■ Set task
Word for word, print each line of the listing below; pictures stay out.

■ Supplied material

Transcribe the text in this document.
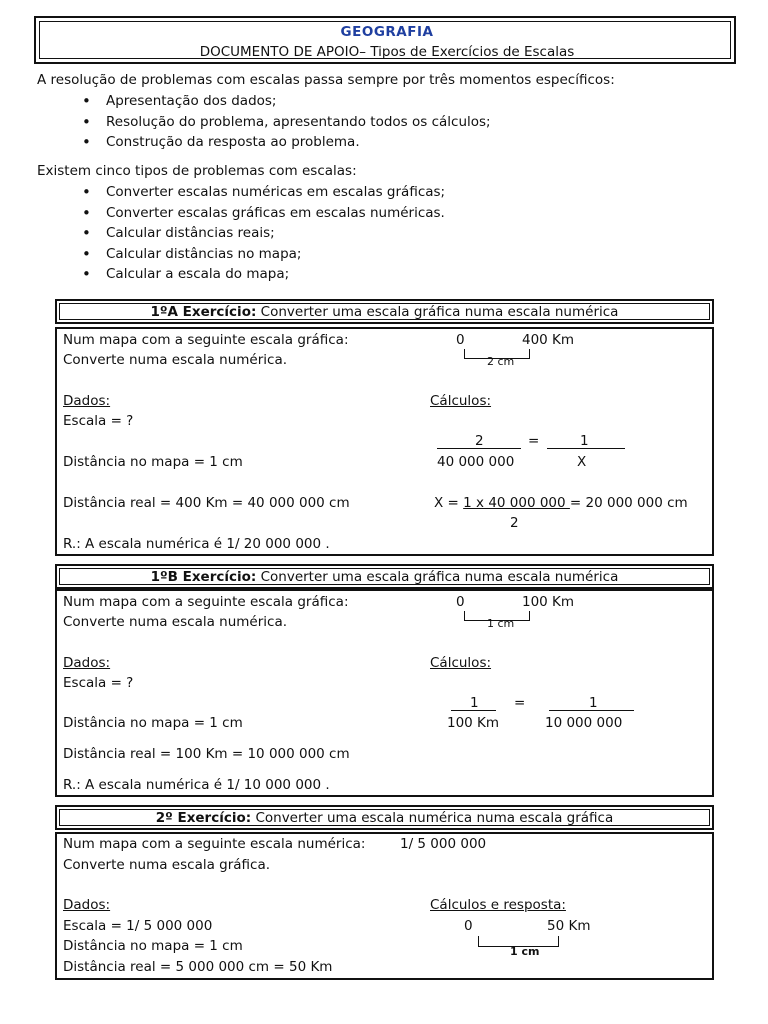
GEOGRAFIA
DOCUMENTO DE APOIO– Tipos de Exercícios de Escalas
A resolução de problemas com escalas passa sempre por três momentos específicos:
• Apresentação dos dados;
• Resolução do problema, apresentando todos os cálculos;
• Construção da resposta ao problema.
Existem cinco tipos de problemas com escalas:
• Converter escalas numéricas em escalas gráficas;
• Converter escalas gráficas em escalas numéricas.
• Calcular distâncias reais;
• Calcular distâncias no mapa;
• Calcular a escala do mapa;
1ºA Exercício: Converter uma escala gráfica numa escala numérica
Num mapa com a seguinte escala gráfica:
Converte numa escala numérica.
0	400 Km
2 cm
Dados:
Escala = ?
Distância no mapa = 1 cm
Distância real = 400 Km = 40 000 000 cm
R.: A escala numérica é 1/ 20 000 000 .
Cálculos:
2
40 000 000
=	1
X
X = 1 x 40 000 000 = 20 000 000 cm
2
1ºB Exercício: Converter uma escala gráfica numa escala numérica
Num mapa com a seguinte escala gráfica:
Converte numa escala numérica.
0	100 Km
1 cm
Dados:
Escala = ?
Distância no mapa = 1 cm
Distância real = 100 Km = 10 000 000 cm
R.: A escala numérica é 1/ 10 000 000 .
Cálculos:
1
100 Km
=	1
10 000 000
2º Exercício: Converter uma escala numérica numa escala gráfica
Num mapa com a seguinte escala numérica:	1/ 5 000 000
Converte numa escala gráfica.
Dados:
Escala = 1/ 5 000 000
Distância no mapa = 1 cm
Distância real = 5 000 000 cm = 50 Km
Cálculos e resposta:
0	50 Km
1 cm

■ Written response
Transcribe the text in this document.
GEOGRAFIA
DOCUMENTO DE APOIO– Tipos de Exercícios de Escalas
A resolução de problemas com escalas passa sempre por três momentos específicos:
• Apresentação dos dados;
• Resolução do problema, apresentando todos os cálculos;
• Construção da resposta ao problema.
Existem cinco tipos de problemas com escalas:
• Converter escalas numéricas em escalas gráficas;
• Converter escalas gráficas em escalas numéricas.
• Calcular distâncias reais;
• Calcular distâncias no mapa;
• Calcular a escala do mapa;
1ºA Exercício: Converter uma escala gráfica numa escala numérica
Num mapa com a seguinte escala gráfica:
Converte numa escala numérica.
0	400 Km
2 cm
Dados:
Escala = ?
Distância no mapa = 1 cm
Distância real = 400 Km = 40 000 000 cm
R.: A escala numérica é 1/ 20 000 000 .
Cálculos:
2
40 000 000
=	1
X
X = 1 x 40 000 000 = 20 000 000 cm
2
1ºB Exercício: Converter uma escala gráfica numa escala numérica
Num mapa com a seguinte escala gráfica:
Converte numa escala numérica.
0	100 Km
1 cm
Dados:
Escala = ?
Distância no mapa = 1 cm
Distância real = 100 Km = 10 000 000 cm
R.: A escala numérica é 1/ 10 000 000 .
Cálculos:
1
100 Km
=	1
10 000 000
2º Exercício: Converter uma escala numérica numa escala gráfica
Num mapa com a seguinte escala numérica:	1/ 5 000 000
Converte numa escala gráfica.
Dados:
Escala = 1/ 5 000 000
Distância no mapa = 1 cm
Distância real = 5 000 000 cm = 50 Km
Cálculos e resposta:
0	50 Km
1 cm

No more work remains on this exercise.